==== Source document
Coming back to our time, if we asked people to name some authors of fairy tales, most of them would answer the Grimm Brothers or Charles Perrault or perhaps Christian Andersen. But in this way people forget that fairy tales have been orally transmitted during the century from generation to generation!

Perrault and Grimm’s merit was surely the fact they collected and printed these traditional tales till then orally narrated: that’s why they have come until our times! However we cannot be certain of this: in my search I found an amazing piece of information. I discovered that the first literary fairy tales of great imagination and invention, often cruel and gruesome, were written by some women rebelling against their society. So, fairy tales, in origin, have been women’s stories passed down orally by the mothers and grandmothers.

When these tales began being a literary form, the number of female authors vastly exceeded  that of male ones.

Although female authors included familiar elements in the stories, their now-forgotten tales were largely more inventive, original and fantastical than their male counterparts - and frequently nastier, too.

Probably this was one of the first areas in which women largely overtook men!

Another unbelievable element I found is that the first women’s tales were not written for children: they had a political symbolical meaning. In a time of political censorship, when women had very few rights, fairy tales were the only means they could use to express their ideas and opinions. Only in this way they took their revenge upon a strict male society.

The heroines commented on the double-standards of the times, about the arranged marriages and about the false glory of war; the tales also illustrated the authors’ ideas about the standards of correct manners, justice and love.

The female tales were also written in opposition to the literary establishment at the time, which championed Classical literature as the standards  for French writers to follow. But women of that time could not study and learn Latin or Greek and so, instead of being forced out, they followed their own style of writing.

Women could not voice their opinion because their talk has been always considered shocking and dangerous since even before the Church taught that Eve’s words tempted Adam and led him to the fall.

However, through their tales women could voice the unspoken and could pass on knowledge to the young, telling tales which outlined social functions, which saw the virtuous rewarded and adversities  overcome.
========
**Exercise task**
Could you carry on the piece about women as the first literary fairy-tale writers, picking up right after its final sentence?
==== Given material
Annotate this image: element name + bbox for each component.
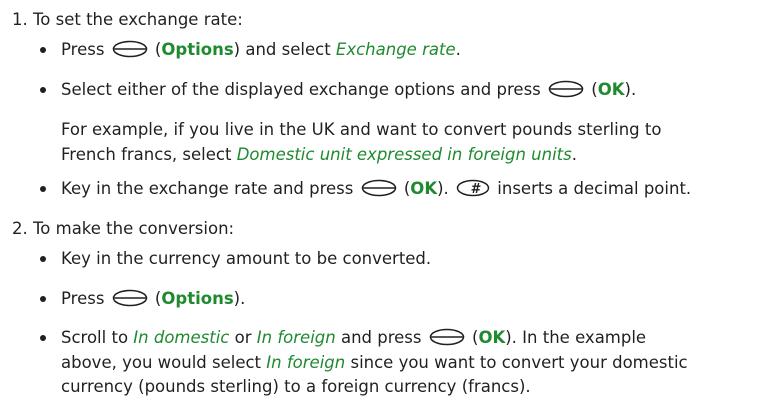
========
**Output of the task**
In spite of this, the best-known tales today are the ones collected by the Grimms and Perrault in which the protagonist is the charming Prince rather than the clever heroine.

 

Narrative features

The most evident feature in fairy tales is that space and time are not clearly defined.

Especially time is undetermined: vague expressions often recur such as “once upon a time…”or “after a long time” in order to point out we are entering in an abstract world with no connections to reality.

Places are not geographically defined and are rarely described. The most common are: the wood, the little house, the castle…Each of them symbolizes a situation: for example, the dark wood suggests a moment of tension in which the character finds himself, the little house in the glade can represent both a shelter (as in the case of “White Snow and the Seven Dwarfs”) and  a trap (as in “Hansel and Gretel”’s story)

As regards characters, they belong in part to the real world, in part to the fantastical sphere. They cover fixed roles and their features are clear and defined: the protagonist has got all the positive aspects ( fine, good, brave, smart and scornful of danger), while all the negative features are peculiar to the antagonist (ugly, bad, coward, envious, unfair and wicked).

Fairy tales proceed for sequences, easily recognizable stages of the story which correspond to the changes of scene and action.

The language is simple but, at the same time, suggestive: it’s full of symbols and fixed formulas ( “once upon a time” …”they lived happy ever after”).

Also dialogues are very frequent: they’re lively and quick in order to enliven the narration.

The magic, or in general the fantasy and the supernatural, has got a great importance for the development of the tale.

Reading a fairy tale we’re not amazed if a cricket  speaks, if inanimate objects move or if a dragon kidnaps the king’s daughter.

In fairy tales all the characters, both human and animals share the same universe and are on the same level: each of them has the possibility to do actions and to make the story go on.

As we have said, in fairy tales good is sharply distinguished from evil.

The contrasts between the characters are so well outlined that fairy tales tend to extremize them.

In a typical fairy tale evil is punished while good triumphs; even if during the story the evil person obtains some advantages over the good one or he seems to be favoured by chance, at the end he is always defeated and receives his just punishment.

This teaching could seem us banal or wrong  because we perfectly know that in real life the evil is not so simple to be recognized…but for a child this differentiation is really helpful and later we will understand the reason why.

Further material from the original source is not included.